Go through the material below and report how many lines contain "document". Give only the number.

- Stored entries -

● ● ●

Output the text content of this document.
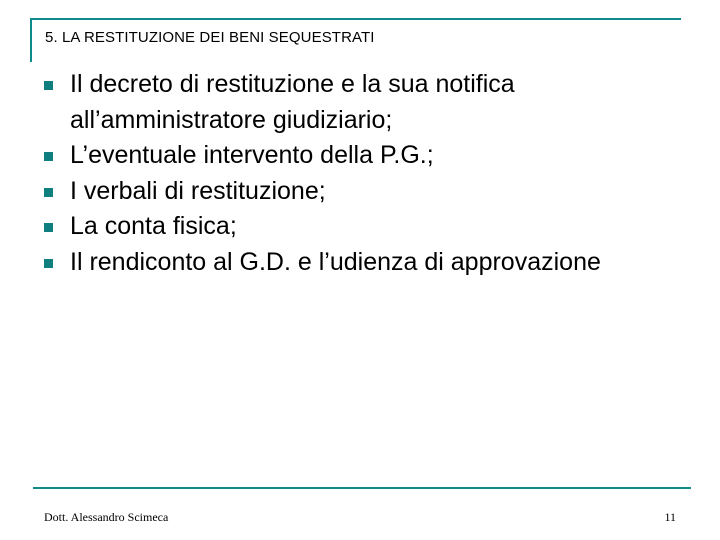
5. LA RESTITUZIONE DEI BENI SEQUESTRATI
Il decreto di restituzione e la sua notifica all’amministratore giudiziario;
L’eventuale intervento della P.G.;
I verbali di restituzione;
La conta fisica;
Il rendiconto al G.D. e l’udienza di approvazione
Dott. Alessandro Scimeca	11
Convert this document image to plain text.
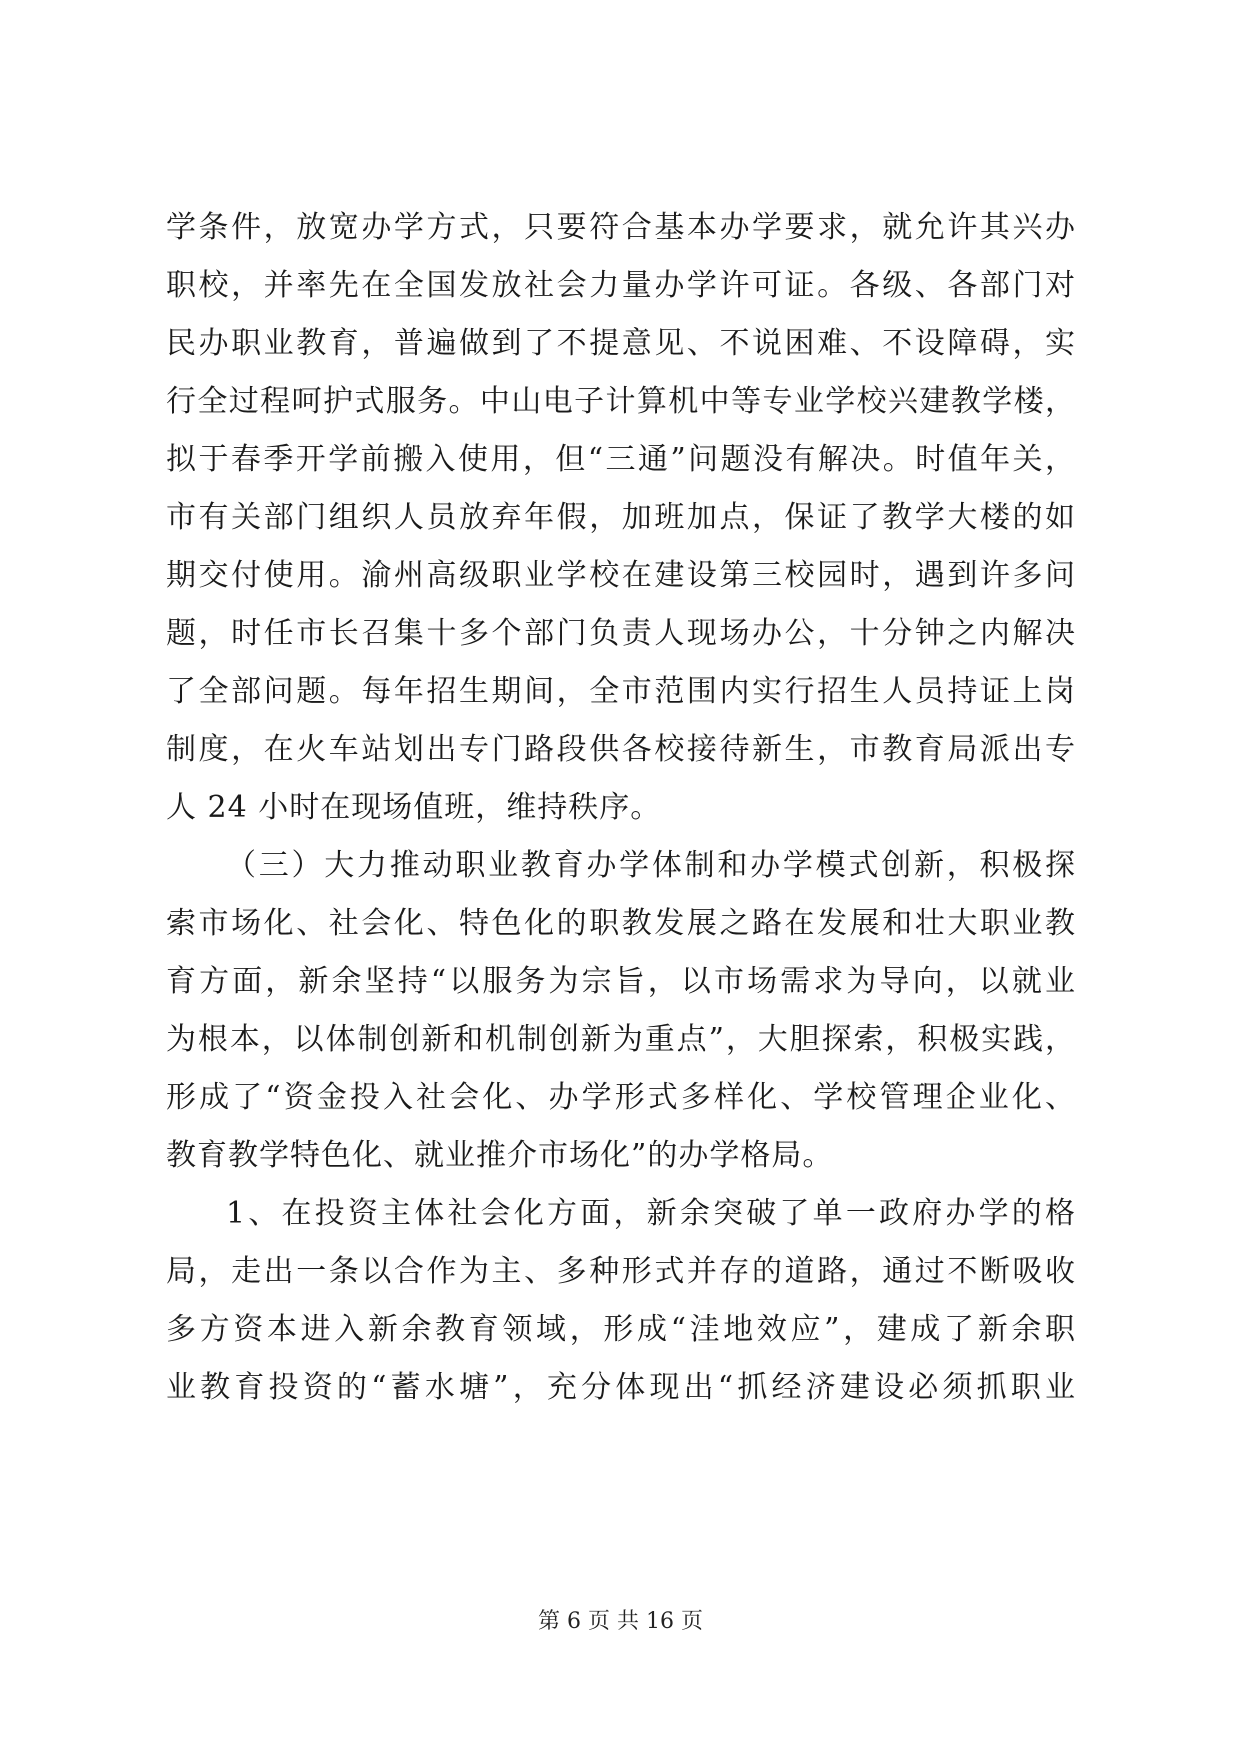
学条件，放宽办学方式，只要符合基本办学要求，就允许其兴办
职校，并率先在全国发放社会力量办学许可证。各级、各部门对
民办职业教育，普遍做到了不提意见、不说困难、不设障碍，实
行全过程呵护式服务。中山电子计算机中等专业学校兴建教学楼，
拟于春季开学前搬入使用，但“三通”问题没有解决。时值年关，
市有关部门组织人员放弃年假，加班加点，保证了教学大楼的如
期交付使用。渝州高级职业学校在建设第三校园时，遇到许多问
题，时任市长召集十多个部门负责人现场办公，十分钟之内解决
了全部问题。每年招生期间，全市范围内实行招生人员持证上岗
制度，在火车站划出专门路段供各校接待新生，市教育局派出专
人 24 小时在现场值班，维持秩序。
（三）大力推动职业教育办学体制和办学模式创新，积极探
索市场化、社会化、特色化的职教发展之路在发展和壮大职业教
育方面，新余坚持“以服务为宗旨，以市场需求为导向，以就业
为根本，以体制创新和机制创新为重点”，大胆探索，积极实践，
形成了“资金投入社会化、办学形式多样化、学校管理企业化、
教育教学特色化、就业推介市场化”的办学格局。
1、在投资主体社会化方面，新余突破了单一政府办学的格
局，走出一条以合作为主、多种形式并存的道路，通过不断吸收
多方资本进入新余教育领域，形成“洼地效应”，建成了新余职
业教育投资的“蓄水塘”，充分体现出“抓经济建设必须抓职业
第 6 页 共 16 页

● ● ●

- TASK SOLUTION -
2